> **Task requirements**: Lines holding the string "сыворотка" are the ones to copy; find them all in the data.

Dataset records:

▼▼▼

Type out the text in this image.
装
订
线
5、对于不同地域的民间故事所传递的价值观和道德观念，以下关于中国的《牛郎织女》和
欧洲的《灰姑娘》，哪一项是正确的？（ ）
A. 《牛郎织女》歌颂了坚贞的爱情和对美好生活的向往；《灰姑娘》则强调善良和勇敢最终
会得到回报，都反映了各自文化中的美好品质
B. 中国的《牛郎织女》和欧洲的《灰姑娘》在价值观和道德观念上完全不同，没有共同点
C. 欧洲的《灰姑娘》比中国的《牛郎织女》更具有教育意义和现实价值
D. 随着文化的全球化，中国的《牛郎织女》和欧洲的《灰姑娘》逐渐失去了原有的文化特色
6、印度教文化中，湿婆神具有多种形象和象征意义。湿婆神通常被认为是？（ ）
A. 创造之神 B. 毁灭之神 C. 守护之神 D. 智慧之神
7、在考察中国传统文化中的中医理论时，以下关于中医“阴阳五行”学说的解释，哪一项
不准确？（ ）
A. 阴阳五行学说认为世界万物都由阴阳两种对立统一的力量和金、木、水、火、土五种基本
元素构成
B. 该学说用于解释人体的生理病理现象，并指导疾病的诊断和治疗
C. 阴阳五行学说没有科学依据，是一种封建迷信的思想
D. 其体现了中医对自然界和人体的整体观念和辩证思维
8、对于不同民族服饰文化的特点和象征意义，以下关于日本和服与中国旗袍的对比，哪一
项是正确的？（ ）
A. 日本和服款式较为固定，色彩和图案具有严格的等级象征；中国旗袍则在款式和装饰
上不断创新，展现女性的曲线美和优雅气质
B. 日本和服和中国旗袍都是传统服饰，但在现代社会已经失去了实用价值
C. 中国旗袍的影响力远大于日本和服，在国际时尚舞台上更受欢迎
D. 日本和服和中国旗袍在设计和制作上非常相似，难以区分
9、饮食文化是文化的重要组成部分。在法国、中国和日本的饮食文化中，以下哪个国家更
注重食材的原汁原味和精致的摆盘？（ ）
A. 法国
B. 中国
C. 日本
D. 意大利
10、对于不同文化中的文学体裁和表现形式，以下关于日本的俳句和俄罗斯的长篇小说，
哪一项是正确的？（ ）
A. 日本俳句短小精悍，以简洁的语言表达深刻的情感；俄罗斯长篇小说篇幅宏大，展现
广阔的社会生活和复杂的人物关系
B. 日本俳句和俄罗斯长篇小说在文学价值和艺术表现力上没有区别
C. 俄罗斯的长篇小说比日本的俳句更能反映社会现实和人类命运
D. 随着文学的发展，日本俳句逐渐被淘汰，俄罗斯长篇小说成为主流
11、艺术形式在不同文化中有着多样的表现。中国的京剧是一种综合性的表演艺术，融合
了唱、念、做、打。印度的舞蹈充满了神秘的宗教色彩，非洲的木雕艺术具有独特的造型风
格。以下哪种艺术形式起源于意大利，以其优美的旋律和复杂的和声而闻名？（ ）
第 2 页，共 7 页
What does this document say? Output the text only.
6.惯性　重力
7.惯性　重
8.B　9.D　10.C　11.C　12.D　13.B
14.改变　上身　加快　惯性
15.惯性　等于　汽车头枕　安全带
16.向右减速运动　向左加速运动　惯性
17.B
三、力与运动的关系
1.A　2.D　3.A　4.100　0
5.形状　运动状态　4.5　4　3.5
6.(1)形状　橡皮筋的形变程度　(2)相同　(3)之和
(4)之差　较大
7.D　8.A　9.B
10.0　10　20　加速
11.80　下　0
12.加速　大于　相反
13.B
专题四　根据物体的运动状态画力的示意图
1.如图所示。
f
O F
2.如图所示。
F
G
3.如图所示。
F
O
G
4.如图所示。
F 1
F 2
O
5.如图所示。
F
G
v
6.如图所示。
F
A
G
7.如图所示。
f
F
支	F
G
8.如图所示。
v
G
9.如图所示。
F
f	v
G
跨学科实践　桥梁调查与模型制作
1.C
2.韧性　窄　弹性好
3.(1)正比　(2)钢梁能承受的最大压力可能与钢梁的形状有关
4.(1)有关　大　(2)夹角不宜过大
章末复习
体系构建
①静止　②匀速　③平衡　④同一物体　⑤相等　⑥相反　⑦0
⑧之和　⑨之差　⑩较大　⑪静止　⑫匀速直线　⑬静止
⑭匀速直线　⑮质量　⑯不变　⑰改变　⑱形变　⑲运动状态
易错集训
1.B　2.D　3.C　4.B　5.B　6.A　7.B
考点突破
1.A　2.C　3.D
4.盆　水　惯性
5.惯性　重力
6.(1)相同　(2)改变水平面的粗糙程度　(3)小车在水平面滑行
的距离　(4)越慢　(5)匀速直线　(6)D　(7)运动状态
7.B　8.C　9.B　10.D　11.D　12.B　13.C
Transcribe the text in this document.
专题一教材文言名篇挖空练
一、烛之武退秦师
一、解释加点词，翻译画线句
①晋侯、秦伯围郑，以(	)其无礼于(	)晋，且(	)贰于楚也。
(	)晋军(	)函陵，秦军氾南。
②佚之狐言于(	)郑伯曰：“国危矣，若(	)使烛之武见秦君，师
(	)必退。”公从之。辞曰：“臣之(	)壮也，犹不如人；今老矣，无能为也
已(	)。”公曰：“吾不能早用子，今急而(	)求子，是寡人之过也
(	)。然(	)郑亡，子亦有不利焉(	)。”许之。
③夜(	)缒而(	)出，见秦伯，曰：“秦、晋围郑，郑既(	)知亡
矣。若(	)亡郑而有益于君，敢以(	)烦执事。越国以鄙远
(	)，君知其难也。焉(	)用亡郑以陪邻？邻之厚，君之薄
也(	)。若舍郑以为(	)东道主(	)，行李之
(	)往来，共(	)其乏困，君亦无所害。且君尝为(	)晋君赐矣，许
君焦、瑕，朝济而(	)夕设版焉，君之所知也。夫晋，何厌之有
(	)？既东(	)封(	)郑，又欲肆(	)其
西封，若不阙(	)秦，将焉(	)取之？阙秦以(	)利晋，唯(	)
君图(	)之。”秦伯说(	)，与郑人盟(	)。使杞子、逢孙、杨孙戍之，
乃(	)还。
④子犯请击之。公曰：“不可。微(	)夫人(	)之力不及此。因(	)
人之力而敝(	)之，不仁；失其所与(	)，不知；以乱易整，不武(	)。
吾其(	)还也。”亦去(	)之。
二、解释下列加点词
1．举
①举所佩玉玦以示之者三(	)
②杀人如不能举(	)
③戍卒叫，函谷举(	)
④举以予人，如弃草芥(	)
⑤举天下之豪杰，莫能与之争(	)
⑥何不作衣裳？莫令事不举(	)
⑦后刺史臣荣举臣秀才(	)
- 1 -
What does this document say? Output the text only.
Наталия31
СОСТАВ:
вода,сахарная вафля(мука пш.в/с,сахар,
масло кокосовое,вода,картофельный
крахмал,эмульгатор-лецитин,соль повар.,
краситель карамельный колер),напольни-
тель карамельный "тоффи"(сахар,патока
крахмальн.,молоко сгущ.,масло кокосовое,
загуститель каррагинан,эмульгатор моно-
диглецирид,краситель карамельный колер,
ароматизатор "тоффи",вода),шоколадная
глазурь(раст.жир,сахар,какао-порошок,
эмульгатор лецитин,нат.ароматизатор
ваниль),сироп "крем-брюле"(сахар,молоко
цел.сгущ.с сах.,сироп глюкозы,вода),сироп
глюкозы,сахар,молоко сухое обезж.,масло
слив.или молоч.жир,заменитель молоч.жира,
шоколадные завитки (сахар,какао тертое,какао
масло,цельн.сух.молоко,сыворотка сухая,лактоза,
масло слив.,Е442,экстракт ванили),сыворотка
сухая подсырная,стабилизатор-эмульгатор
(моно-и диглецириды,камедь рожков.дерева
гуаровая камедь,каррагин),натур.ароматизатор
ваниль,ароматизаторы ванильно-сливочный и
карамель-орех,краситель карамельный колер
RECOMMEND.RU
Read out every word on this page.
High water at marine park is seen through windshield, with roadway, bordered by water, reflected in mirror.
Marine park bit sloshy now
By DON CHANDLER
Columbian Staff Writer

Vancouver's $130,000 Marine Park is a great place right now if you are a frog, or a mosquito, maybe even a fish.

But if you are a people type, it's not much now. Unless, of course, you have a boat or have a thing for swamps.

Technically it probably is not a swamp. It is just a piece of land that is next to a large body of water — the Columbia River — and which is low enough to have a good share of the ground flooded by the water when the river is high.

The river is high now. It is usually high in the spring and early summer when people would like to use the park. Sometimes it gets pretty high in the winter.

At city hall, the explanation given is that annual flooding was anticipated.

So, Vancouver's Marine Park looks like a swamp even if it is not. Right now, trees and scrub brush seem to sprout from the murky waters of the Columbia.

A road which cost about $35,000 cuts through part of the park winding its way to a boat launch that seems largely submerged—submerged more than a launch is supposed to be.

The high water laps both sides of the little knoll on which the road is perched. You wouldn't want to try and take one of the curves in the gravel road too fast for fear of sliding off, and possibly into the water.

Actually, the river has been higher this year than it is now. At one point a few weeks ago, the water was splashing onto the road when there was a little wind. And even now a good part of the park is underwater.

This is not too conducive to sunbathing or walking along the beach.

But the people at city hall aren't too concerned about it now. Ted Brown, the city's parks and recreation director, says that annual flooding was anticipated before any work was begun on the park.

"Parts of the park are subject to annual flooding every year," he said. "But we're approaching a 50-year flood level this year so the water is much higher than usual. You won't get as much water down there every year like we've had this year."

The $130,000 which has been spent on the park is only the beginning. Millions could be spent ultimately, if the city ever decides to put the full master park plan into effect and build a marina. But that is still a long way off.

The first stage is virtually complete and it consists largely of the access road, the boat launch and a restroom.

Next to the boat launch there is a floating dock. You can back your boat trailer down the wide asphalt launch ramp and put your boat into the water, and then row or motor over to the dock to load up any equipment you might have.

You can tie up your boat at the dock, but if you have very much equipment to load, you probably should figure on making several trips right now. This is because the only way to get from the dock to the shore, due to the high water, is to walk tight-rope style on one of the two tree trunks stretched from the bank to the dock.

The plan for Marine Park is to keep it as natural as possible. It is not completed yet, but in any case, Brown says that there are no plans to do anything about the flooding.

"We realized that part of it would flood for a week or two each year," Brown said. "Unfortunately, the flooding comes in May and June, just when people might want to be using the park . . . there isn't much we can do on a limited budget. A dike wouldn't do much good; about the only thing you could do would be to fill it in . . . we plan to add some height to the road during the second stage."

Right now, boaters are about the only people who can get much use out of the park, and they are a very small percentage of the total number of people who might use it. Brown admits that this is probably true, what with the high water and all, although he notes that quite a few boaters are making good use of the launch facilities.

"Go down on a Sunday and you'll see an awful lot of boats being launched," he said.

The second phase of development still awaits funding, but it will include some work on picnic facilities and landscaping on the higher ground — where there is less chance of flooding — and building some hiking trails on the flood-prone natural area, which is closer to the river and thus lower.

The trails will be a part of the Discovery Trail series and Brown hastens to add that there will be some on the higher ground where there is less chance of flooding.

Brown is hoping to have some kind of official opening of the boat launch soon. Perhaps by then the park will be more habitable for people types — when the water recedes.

▲▲▲

> **Problem solution**:
масло,цельн.сух.молоко,сыворотка сухая,лактоза,
масло слив.,Е442,экстракт ванили),сыворотка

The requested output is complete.